Starting with the first line of the records and going on through the line containing "delta-row: -- (119)", reproduce those lines with every instance of "card-value" renamed to "stat-value", leaving all else unchanged.

Information supplied
════

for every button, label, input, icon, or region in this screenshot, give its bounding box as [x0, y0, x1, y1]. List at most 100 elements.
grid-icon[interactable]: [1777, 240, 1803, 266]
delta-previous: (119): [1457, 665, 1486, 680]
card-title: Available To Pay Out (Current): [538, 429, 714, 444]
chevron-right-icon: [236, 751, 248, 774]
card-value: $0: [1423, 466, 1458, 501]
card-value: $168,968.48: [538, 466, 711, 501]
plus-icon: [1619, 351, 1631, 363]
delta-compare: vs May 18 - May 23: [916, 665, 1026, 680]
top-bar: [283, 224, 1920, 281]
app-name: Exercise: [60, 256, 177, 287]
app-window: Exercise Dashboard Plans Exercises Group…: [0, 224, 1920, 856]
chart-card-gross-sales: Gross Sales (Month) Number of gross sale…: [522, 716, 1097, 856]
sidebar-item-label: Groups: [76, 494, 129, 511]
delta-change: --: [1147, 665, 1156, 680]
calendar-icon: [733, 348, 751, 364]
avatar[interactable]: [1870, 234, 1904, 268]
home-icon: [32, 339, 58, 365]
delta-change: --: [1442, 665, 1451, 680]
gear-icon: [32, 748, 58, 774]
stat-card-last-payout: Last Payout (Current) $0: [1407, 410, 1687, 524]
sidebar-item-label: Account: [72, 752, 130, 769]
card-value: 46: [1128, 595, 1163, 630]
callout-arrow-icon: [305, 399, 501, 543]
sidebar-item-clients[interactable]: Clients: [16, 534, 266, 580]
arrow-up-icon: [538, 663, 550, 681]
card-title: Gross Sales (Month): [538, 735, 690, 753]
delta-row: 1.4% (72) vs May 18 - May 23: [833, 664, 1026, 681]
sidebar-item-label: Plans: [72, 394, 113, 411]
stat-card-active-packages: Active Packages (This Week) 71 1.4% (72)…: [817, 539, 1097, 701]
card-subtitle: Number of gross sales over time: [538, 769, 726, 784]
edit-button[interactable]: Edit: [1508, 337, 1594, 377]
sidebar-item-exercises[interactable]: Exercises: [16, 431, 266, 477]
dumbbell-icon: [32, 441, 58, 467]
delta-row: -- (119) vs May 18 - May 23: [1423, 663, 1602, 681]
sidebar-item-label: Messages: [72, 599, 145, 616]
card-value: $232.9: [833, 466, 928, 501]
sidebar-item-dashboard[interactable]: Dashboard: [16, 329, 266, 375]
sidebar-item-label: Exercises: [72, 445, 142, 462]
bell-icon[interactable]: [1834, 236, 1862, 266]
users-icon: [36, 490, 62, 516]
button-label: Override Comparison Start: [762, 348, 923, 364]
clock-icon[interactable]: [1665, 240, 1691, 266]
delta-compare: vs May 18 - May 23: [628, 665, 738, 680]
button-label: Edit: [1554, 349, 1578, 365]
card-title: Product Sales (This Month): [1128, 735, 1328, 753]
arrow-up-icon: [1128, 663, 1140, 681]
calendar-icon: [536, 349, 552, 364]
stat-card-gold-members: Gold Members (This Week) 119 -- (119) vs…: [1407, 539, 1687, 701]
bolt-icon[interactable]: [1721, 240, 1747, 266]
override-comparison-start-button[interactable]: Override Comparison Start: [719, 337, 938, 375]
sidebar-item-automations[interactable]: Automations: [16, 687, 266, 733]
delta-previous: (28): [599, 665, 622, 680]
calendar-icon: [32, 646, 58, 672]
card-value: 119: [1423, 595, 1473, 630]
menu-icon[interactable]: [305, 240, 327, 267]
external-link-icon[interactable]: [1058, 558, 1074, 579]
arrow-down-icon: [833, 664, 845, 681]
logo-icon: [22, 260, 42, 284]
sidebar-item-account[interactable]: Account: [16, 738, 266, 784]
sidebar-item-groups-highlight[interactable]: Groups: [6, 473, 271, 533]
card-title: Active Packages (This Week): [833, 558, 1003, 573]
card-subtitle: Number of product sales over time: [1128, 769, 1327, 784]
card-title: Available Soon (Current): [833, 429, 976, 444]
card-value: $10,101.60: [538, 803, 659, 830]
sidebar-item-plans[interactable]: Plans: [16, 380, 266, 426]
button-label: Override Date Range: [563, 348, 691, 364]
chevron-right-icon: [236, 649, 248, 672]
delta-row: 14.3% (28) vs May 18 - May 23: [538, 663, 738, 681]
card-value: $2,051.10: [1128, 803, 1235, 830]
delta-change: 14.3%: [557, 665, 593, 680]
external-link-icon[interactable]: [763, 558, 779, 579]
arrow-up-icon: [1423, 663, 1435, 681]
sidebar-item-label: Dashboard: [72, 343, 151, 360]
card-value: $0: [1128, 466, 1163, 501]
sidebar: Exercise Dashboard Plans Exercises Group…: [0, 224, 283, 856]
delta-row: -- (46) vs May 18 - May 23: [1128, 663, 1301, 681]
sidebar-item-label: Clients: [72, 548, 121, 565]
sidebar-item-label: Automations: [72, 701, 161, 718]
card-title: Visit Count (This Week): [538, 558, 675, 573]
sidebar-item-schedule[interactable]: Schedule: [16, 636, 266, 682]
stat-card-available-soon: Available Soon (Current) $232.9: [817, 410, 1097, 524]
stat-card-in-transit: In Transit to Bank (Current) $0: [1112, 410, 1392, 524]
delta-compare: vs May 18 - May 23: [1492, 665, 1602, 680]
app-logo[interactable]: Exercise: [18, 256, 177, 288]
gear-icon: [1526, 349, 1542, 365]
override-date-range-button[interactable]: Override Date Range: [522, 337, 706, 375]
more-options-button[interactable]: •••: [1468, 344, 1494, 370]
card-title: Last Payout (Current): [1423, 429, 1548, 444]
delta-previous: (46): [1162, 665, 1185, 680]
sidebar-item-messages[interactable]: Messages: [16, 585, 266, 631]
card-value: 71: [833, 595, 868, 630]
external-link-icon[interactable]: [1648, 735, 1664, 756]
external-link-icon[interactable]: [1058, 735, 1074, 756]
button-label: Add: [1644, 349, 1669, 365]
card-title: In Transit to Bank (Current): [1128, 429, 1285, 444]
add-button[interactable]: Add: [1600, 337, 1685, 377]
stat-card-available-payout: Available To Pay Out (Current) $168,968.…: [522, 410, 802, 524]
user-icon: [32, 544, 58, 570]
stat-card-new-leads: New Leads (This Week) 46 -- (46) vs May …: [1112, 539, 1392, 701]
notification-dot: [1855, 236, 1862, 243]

════

Answer to the exercise
for every button, label, input, icon, or region in this screenshot, give its bounding box as [x0, y0, x1, y1]. List at most 100 elements.
grid-icon[interactable]: [1777, 240, 1803, 266]
delta-previous: (119): [1457, 665, 1486, 680]
card-title: Available To Pay Out (Current): [538, 429, 714, 444]
chevron-right-icon: [236, 751, 248, 774]
stat-value: $0: [1423, 466, 1458, 501]
stat-value: $168,968.48: [538, 466, 711, 501]
plus-icon: [1619, 351, 1631, 363]
delta-compare: vs May 18 - May 23: [916, 665, 1026, 680]
top-bar: [283, 224, 1920, 281]
app-name: Exercise: [60, 256, 177, 287]
app-window: Exercise Dashboard Plans Exercises Group…: [0, 224, 1920, 856]
chart-card-gross-sales: Gross Sales (Month) Number of gross sale…: [522, 716, 1097, 856]
sidebar-item-label: Groups: [76, 494, 129, 511]
delta-change: --: [1147, 665, 1156, 680]
calendar-icon: [733, 348, 751, 364]
avatar[interactable]: [1870, 234, 1904, 268]
home-icon: [32, 339, 58, 365]
delta-change: --: [1442, 665, 1451, 680]
gear-icon: [32, 748, 58, 774]
stat-card-last-payout: Last Payout (Current) $0: [1407, 410, 1687, 524]
sidebar-item-label: Account: [72, 752, 130, 769]
stat-value: 46: [1128, 595, 1163, 630]
callout-arrow-icon: [305, 399, 501, 543]
sidebar-item-clients[interactable]: Clients: [16, 534, 266, 580]
arrow-up-icon: [538, 663, 550, 681]
card-title: Gross Sales (Month): [538, 735, 690, 753]
delta-row: 1.4% (72) vs May 18 - May 23: [833, 664, 1026, 681]
sidebar-item-label: Plans: [72, 394, 113, 411]
stat-card-active-packages: Active Packages (This Week) 71 1.4% (72)…: [817, 539, 1097, 701]
card-subtitle: Number of gross sales over time: [538, 769, 726, 784]
edit-button[interactable]: Edit: [1508, 337, 1594, 377]
sidebar-item-exercises[interactable]: Exercises: [16, 431, 266, 477]
dumbbell-icon: [32, 441, 58, 467]
delta-row: -- (119) vs May 18 - May 23: [1423, 663, 1602, 681]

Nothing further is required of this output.